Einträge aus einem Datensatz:

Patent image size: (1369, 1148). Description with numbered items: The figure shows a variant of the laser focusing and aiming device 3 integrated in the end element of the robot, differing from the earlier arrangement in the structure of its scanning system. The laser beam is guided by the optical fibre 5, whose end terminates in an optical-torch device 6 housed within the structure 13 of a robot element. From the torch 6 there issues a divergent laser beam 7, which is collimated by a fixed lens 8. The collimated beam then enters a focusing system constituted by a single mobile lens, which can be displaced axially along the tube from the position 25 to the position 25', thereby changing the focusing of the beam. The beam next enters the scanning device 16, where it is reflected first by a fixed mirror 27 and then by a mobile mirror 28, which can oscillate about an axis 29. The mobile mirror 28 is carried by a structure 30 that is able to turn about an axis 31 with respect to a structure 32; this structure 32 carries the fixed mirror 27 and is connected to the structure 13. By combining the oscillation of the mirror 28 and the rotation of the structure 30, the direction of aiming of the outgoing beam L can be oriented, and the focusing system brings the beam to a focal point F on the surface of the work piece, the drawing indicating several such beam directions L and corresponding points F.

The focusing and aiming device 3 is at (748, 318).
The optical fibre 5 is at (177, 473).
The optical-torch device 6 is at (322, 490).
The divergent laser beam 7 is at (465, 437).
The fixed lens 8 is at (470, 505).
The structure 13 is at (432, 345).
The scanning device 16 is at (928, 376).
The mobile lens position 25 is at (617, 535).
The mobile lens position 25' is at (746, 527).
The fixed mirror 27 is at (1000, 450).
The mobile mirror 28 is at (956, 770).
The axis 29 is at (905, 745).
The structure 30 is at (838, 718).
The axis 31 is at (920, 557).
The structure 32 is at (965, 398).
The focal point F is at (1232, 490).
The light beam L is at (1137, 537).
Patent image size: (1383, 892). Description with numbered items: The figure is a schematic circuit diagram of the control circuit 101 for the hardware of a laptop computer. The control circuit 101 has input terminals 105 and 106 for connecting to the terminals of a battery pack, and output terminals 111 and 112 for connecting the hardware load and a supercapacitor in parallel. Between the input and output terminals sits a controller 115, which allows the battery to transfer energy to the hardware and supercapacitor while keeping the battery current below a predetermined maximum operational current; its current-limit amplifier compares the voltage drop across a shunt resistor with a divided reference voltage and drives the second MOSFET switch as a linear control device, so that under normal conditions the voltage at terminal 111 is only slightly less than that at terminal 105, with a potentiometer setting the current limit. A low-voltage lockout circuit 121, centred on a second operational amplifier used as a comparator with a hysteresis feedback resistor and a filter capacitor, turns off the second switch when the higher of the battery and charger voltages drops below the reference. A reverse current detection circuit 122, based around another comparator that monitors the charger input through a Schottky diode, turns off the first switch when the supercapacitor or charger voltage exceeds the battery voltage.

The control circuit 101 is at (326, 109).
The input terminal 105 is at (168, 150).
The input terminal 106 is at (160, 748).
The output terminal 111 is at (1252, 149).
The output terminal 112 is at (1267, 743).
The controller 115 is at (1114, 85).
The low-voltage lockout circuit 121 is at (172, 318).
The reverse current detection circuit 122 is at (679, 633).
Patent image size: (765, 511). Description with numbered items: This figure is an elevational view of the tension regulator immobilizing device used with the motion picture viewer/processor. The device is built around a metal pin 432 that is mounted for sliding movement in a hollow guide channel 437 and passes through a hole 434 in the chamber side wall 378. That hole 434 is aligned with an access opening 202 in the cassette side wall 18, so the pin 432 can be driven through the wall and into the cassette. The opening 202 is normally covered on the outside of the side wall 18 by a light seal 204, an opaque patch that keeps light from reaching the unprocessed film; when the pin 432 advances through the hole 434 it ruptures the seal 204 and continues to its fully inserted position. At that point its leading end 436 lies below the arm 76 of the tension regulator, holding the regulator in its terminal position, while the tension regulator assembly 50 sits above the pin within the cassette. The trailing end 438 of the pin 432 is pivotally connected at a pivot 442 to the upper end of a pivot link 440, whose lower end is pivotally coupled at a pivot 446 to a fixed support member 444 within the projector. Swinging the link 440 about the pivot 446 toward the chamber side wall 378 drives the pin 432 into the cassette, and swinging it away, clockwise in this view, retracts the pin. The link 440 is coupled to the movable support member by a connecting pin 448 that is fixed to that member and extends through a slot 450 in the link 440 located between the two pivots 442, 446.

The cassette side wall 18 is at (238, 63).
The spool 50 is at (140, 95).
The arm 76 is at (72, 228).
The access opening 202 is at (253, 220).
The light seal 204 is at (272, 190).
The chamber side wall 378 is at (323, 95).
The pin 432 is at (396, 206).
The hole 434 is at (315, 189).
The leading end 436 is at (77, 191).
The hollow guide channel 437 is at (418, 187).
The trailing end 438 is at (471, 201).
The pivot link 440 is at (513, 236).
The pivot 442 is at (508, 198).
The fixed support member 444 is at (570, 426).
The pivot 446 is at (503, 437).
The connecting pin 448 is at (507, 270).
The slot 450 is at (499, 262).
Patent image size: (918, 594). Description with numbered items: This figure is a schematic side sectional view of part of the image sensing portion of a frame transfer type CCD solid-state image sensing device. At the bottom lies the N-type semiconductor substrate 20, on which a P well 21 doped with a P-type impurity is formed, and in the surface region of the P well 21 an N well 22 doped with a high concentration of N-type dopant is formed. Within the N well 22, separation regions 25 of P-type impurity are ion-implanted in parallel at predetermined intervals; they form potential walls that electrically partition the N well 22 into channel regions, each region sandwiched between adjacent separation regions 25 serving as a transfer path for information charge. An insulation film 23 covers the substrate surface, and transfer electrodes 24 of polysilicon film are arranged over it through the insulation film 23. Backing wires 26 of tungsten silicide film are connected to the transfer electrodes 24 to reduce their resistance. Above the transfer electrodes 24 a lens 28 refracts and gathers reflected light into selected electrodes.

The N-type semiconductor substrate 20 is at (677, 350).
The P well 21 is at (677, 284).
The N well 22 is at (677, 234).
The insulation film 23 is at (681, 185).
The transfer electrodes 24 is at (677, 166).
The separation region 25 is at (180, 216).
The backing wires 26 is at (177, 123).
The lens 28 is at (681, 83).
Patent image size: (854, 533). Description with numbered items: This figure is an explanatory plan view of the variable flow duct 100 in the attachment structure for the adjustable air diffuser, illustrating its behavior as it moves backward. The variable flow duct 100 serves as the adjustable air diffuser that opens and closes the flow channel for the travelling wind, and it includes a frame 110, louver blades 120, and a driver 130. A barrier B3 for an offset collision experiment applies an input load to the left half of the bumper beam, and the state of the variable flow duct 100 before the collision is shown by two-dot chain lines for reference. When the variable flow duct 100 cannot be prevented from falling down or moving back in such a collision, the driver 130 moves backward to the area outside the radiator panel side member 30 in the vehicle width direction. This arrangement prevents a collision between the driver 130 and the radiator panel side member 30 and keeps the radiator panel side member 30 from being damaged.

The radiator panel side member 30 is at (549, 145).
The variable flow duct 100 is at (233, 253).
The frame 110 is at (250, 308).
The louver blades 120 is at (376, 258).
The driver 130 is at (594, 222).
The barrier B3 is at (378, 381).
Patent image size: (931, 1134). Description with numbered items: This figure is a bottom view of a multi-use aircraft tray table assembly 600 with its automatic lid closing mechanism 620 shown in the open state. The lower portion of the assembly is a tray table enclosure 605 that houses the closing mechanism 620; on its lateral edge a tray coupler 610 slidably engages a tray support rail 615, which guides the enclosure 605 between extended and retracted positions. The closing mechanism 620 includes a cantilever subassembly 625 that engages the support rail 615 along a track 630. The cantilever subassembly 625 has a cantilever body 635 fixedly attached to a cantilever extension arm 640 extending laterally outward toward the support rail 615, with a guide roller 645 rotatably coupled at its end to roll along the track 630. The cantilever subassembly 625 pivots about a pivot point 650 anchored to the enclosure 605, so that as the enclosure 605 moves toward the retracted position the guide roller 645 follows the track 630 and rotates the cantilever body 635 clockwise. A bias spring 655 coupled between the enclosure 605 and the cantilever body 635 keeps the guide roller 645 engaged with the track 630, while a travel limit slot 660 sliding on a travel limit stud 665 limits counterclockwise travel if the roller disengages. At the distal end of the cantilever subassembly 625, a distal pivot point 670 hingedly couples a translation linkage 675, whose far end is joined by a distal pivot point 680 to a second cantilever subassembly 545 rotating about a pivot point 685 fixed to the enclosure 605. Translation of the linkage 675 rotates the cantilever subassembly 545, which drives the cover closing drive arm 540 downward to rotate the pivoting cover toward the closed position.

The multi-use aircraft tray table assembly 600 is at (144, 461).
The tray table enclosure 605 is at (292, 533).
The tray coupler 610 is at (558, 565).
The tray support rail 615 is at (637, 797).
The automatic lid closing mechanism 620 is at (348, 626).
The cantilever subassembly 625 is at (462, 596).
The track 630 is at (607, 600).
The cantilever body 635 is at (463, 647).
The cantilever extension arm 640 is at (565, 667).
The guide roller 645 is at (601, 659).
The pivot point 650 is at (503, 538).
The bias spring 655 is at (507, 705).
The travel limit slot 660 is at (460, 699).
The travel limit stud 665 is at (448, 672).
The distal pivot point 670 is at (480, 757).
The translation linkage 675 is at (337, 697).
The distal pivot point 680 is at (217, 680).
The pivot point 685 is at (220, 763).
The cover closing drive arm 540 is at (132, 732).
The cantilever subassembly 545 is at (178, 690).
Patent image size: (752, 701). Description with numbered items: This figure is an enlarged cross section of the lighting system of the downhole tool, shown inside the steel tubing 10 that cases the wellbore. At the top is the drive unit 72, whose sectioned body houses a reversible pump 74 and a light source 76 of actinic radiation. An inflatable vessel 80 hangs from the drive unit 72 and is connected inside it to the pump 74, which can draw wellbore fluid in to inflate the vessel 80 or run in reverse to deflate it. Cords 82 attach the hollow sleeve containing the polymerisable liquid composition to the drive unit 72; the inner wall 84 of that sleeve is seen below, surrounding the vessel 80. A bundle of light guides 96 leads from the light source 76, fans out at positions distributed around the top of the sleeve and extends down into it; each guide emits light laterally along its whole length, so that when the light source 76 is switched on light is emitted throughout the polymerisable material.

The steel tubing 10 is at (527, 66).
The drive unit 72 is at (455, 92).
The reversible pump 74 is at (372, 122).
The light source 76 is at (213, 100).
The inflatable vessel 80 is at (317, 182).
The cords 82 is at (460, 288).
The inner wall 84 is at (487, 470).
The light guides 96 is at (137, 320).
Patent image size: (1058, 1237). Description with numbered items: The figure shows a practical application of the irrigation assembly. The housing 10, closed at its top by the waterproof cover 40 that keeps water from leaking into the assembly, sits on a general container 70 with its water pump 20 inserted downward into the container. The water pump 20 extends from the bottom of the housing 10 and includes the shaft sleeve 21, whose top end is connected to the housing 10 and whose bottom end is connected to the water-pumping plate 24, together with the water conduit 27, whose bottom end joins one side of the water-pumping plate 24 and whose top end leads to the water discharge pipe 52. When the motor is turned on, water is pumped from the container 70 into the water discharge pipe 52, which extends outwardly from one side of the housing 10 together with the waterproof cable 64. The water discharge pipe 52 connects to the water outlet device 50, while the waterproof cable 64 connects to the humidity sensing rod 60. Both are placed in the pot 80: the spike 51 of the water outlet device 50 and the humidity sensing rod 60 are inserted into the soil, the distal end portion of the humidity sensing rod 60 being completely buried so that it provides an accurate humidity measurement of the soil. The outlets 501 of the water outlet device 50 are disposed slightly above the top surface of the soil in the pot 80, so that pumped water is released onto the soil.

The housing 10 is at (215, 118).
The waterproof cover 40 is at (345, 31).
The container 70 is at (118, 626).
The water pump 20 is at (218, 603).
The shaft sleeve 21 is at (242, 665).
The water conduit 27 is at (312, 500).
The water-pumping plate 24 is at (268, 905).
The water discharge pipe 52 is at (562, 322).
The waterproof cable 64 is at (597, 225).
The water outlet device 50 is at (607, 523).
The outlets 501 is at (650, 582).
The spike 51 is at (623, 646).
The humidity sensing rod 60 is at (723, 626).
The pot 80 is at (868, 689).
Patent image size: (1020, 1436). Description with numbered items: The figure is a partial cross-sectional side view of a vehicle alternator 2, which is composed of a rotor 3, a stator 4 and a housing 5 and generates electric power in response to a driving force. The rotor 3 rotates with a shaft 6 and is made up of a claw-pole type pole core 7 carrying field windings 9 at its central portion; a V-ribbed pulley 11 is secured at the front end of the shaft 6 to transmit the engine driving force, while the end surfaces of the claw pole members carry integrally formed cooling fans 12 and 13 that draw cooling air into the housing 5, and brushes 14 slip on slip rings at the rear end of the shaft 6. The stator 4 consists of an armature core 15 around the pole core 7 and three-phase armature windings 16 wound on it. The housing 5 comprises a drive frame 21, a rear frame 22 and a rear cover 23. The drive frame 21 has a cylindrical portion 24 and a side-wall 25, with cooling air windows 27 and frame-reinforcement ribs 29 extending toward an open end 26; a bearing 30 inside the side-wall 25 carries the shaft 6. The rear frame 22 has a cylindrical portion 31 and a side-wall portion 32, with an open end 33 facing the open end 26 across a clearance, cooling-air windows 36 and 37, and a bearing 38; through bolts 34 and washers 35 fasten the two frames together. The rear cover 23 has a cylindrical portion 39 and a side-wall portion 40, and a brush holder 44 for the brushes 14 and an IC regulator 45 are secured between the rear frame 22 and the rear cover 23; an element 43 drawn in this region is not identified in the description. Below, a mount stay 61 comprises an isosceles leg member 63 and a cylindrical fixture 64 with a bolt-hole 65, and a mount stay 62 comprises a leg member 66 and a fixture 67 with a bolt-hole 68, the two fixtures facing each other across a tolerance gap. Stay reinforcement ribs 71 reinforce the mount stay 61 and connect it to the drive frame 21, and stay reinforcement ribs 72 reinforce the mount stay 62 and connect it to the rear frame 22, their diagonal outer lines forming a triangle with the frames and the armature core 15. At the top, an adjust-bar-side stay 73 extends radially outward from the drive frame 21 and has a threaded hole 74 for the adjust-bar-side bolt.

AUFTRAG -
Sammle aus den Einträgen oben jede Zeile, die das Wort „separation“ enthält, und schreib sie unverändert ab.

LÖSUNG -
Patent image size: (918, 594). Description with numbered items: This figure is a schematic side sectional view of part of the image sensing portion of a frame transfer type CCD solid-state image sensing device. At the bottom lies the N-type semiconductor substrate 20, on which a P well 21 doped with a P-type impurity is formed, and in the surface region of the P well 21 an N well 22 doped with a high concentration of N-type dopant is formed. Within the N well 22, separation regions 25 of P-type impurity are ion-implanted in parallel at predetermined intervals; they form potential walls that electrically partition the N well 22 into channel regions, each region sandwiched between adjacent separation regions 25 serving as a transfer path for information charge. An insulation film 23 covers the substrate surface, and transfer electrodes 24 of polysilicon film are arranged over it through the insulation film 23. Backing wires 26 of tungsten silicide film are connected to the transfer electrodes 24 to reduce their resistance. Above the transfer electrodes 24 a lens 28 refracts and gathers reflected light into selected electrodes.
The separation region 25 is at (180, 216).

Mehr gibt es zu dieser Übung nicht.